◆ Exercise data ◆

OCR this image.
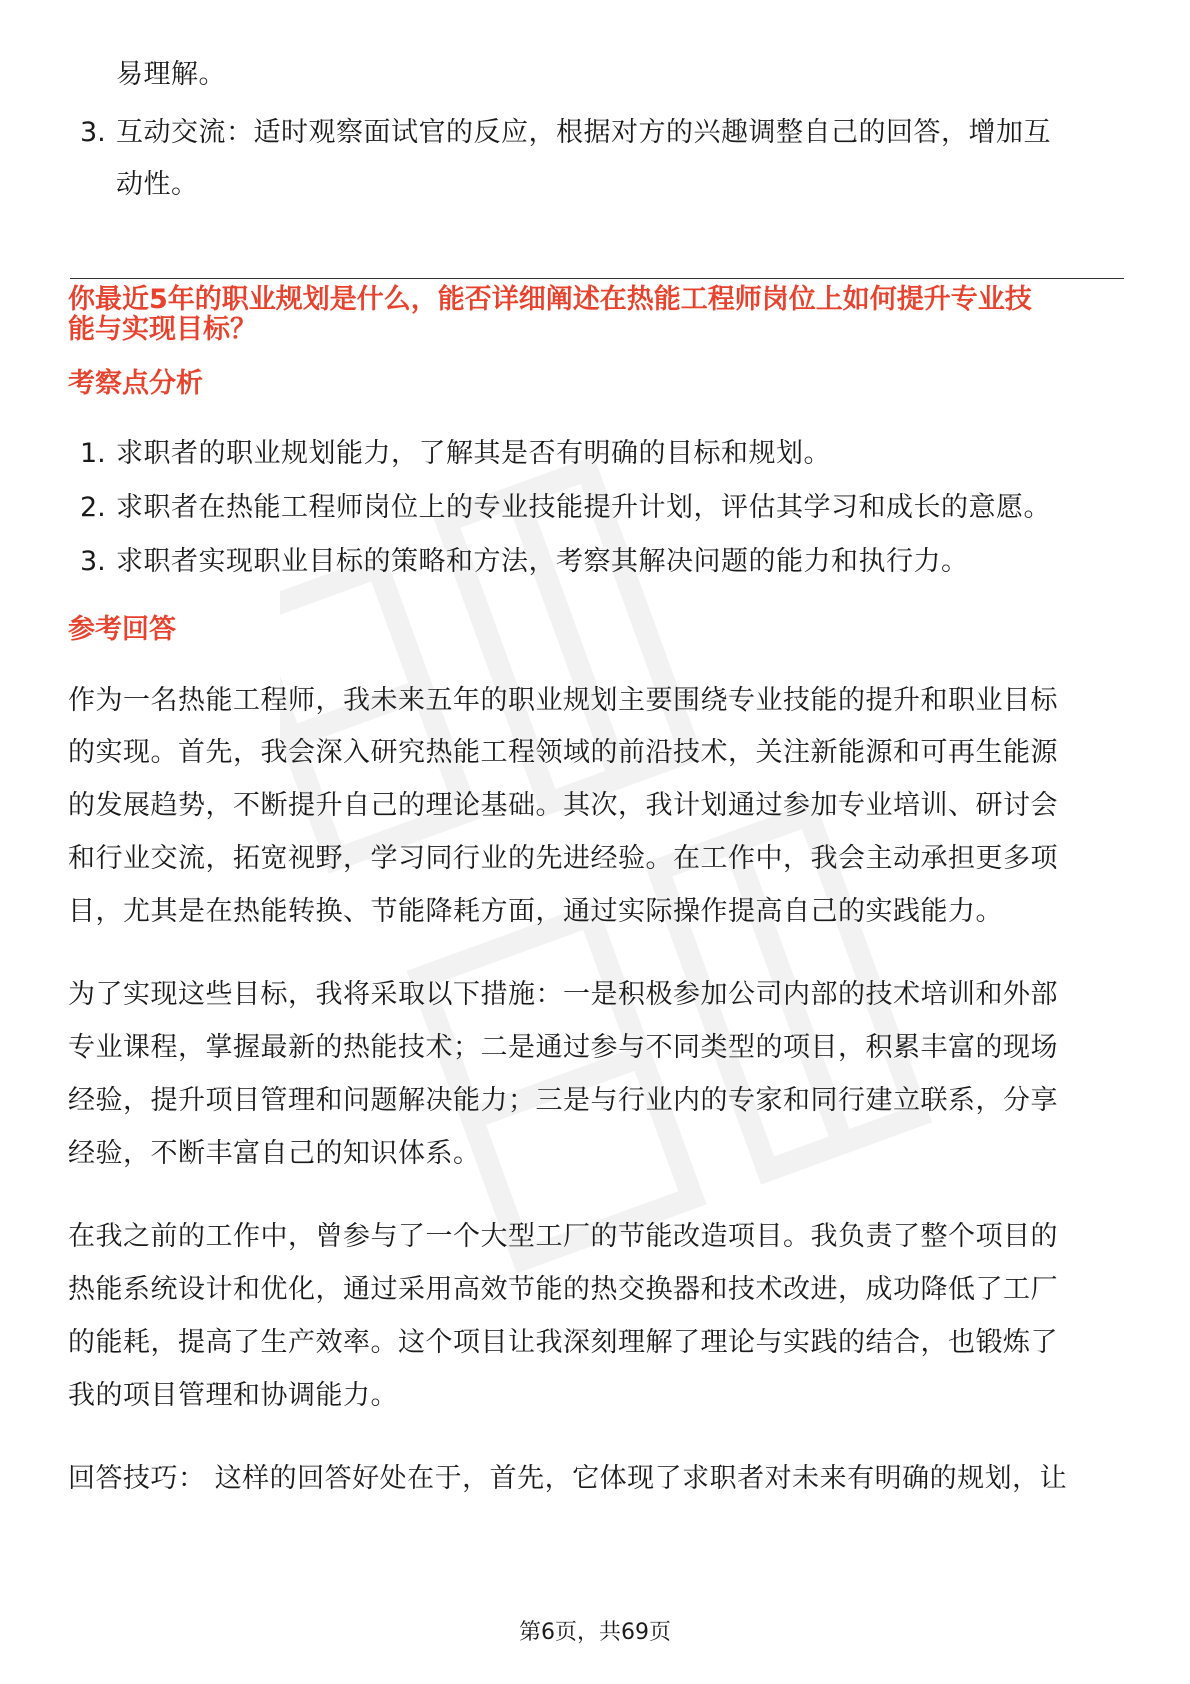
易理解。
3. 互动交流：适时观察面试官的反应，根据对方的兴趣调整自己的回答，增加互
动性。
你最近5年的职业规划是什么，能否详细阐述在热能工程师岗位上如何提升专业技
能与实现目标？
考察点分析
1. 求职者的职业规划能力，了解其是否有明确的目标和规划。
2. 求职者在热能工程师岗位上的专业技能提升计划，评估其学习和成长的意愿。
3. 求职者实现职业目标的策略和方法，考察其解决问题的能力和执行力。
参考回答
作为一名热能工程师，我未来五年的职业规划主要围绕专业技能的提升和职业目标
的实现。首先，我会深入研究热能工程领域的前沿技术，关注新能源和可再生能源
的发展趋势，不断提升自己的理论基础。其次，我计划通过参加专业培训、研讨会
和行业交流，拓宽视野，学习同行业的先进经验。在工作中，我会主动承担更多项
目，尤其是在热能转换、节能降耗方面，通过实际操作提高自己的实践能力。
为了实现这些目标，我将采取以下措施：一是积极参加公司内部的技术培训和外部
专业课程，掌握最新的热能技术；二是通过参与不同类型的项目，积累丰富的现场
经验，提升项目管理和问题解决能力；三是与行业内的专家和同行建立联系，分享
经验，不断丰富自己的知识体系。
在我之前的工作中，曾参与了一个大型工厂的节能改造项目。我负责了整个项目的
热能系统设计和优化，通过采用高效节能的热交换器和技术改进，成功降低了工厂
的能耗，提高了生产效率。这个项目让我深刻理解了理论与实践的结合，也锻炼了
我的项目管理和协调能力。
回答技巧： 这样的回答好处在于，首先，它体现了求职者对未来有明确的规划，让
第6页，共69页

◆ Directive ◆
Quote the data above in full and without alteration; skip the pictures.

◆ Expected output ◆
OCR this image.
易理解。
3. 互动交流：适时观察面试官的反应，根据对方的兴趣调整自己的回答，增加互
动性。
你最近5年的职业规划是什么，能否详细阐述在热能工程师岗位上如何提升专业技
能与实现目标？
考察点分析
1. 求职者的职业规划能力，了解其是否有明确的目标和规划。
2. 求职者在热能工程师岗位上的专业技能提升计划，评估其学习和成长的意愿。
3. 求职者实现职业目标的策略和方法，考察其解决问题的能力和执行力。
参考回答
作为一名热能工程师，我未来五年的职业规划主要围绕专业技能的提升和职业目标
的实现。首先，我会深入研究热能工程领域的前沿技术，关注新能源和可再生能源
的发展趋势，不断提升自己的理论基础。其次，我计划通过参加专业培训、研讨会
和行业交流，拓宽视野，学习同行业的先进经验。在工作中，我会主动承担更多项
目，尤其是在热能转换、节能降耗方面，通过实际操作提高自己的实践能力。
为了实现这些目标，我将采取以下措施：一是积极参加公司内部的技术培训和外部
专业课程，掌握最新的热能技术；二是通过参与不同类型的项目，积累丰富的现场
经验，提升项目管理和问题解决能力；三是与行业内的专家和同行建立联系，分享
经验，不断丰富自己的知识体系。
在我之前的工作中，曾参与了一个大型工厂的节能改造项目。我负责了整个项目的
热能系统设计和优化，通过采用高效节能的热交换器和技术改进，成功降低了工厂
的能耗，提高了生产效率。这个项目让我深刻理解了理论与实践的结合，也锻炼了
我的项目管理和协调能力。
回答技巧： 这样的回答好处在于，首先，它体现了求职者对未来有明确的规划，让
第6页，共69页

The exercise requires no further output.